▶ **PROBLEM DESCRIPTION**: Repeat every line of the material, character for character.

▶ **RECORD LIST**:
○ ○ ○ ○

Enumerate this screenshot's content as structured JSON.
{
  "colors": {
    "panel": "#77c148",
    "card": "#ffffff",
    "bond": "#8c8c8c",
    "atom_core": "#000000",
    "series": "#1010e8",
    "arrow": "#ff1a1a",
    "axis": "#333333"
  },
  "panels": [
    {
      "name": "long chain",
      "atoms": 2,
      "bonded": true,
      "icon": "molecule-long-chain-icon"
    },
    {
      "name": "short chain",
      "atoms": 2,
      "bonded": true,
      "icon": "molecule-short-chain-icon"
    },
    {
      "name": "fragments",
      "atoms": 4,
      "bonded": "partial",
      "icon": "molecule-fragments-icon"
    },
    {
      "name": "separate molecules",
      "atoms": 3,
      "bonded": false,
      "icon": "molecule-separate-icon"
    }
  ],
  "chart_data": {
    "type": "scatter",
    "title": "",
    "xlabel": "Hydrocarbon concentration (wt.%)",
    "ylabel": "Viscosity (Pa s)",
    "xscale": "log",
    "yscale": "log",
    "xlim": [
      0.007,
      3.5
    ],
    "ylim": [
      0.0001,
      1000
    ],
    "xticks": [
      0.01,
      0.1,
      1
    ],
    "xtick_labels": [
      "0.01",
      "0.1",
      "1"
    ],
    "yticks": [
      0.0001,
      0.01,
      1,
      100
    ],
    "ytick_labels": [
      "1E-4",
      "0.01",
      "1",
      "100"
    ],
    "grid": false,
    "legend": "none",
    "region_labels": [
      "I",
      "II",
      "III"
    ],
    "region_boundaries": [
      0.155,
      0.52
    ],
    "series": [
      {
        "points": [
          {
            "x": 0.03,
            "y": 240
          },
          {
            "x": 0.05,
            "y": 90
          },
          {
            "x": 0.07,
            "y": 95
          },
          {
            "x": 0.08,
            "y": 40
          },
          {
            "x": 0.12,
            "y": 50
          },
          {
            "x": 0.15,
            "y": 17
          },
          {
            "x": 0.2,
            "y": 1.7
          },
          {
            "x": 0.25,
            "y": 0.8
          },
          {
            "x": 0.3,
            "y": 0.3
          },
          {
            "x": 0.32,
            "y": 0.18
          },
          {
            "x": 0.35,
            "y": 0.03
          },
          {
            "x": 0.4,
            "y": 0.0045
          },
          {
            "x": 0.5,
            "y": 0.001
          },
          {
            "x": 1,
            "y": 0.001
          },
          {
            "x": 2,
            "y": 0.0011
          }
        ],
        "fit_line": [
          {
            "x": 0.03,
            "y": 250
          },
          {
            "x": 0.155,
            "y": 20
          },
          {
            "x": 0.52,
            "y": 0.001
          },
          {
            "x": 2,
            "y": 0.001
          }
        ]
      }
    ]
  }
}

○ ○ ○ ○

▶ **TASK ANSWER**:
Enumerate this screenshot's content as structured JSON.
{
  "colors": {
    "panel": "#77c148",
    "card": "#ffffff",
    "bond": "#8c8c8c",
    "atom_core": "#000000",
    "series": "#1010e8",
    "arrow": "#ff1a1a",
    "axis": "#333333"
  },
  "panels": [
    {
      "name": "long chain",
      "atoms": 2,
      "bonded": true,
      "icon": "molecule-long-chain-icon"
    },
    {
      "name": "short chain",
      "atoms": 2,
      "bonded": true,
      "icon": "molecule-short-chain-icon"
    },
    {
      "name": "fragments",
      "atoms": 4,
      "bonded": "partial",
      "icon": "molecule-fragments-icon"
    },
    {
      "name": "separate molecules",
      "atoms": 3,
      "bonded": false,
      "icon": "molecule-separate-icon"
    }
  ],
  "chart_data": {
    "type": "scatter",
    "title": "",
    "xlabel": "Hydrocarbon concentration (wt.%)",
    "ylabel": "Viscosity (Pa s)",
    "xscale": "log",
    "yscale": "log",
    "xlim": [
      0.007,
      3.5
    ],
    "ylim": [
      0.0001,
      1000
    ],
    "xticks": [
      0.01,
      0.1,
      1
    ],
    "xtick_labels": [
      "0.01",
      "0.1",
      "1"
    ],
    "yticks": [
      0.0001,
      0.01,
      1,
      100
    ],
    "ytick_labels": [
      "1E-4",
      "0.01",
      "1",
      "100"
    ],
    "grid": false,
    "legend": "none",
    "region_labels": [
      "I",
      "II",
      "III"
    ],
    "region_boundaries": [
      0.155,
      0.52
    ],
    "series": [
      {
        "points": [
          {
            "x": 0.03,
            "y": 240
          },
          {
            "x": 0.05,
            "y": 90
          },
          {
            "x": 0.07,
            "y": 95
          },
          {
            "x": 0.08,
            "y": 40
          },
          {
            "x": 0.12,
            "y": 50
          },
          {
            "x": 0.15,
            "y": 17
          },
          {
            "x": 0.2,
            "y": 1.7
          },
          {
            "x": 0.25,
            "y": 0.8
          },
          {
            "x": 0.3,
            "y": 0.3
          },
          {
            "x": 0.32,
            "y": 0.18
          },
          {
            "x": 0.35,
            "y": 0.03
          },
          {
            "x": 0.4,
            "y": 0.0045
          },
          {
            "x": 0.5,
            "y": 0.001
          },
          {
            "x": 1,
            "y": 0.001
          },
          {
            "x": 2,
            "y": 0.0011
          }
        ],
        "fit_line": [
          {
            "x": 0.03,
            "y": 250
          },
          {
            "x": 0.155,
            "y": 20
          },
          {
            "x": 0.52,
            "y": 0.001
          },
          {
            "x": 2,
            "y": 0.001
          }
        ]
      }
    ]
  }
}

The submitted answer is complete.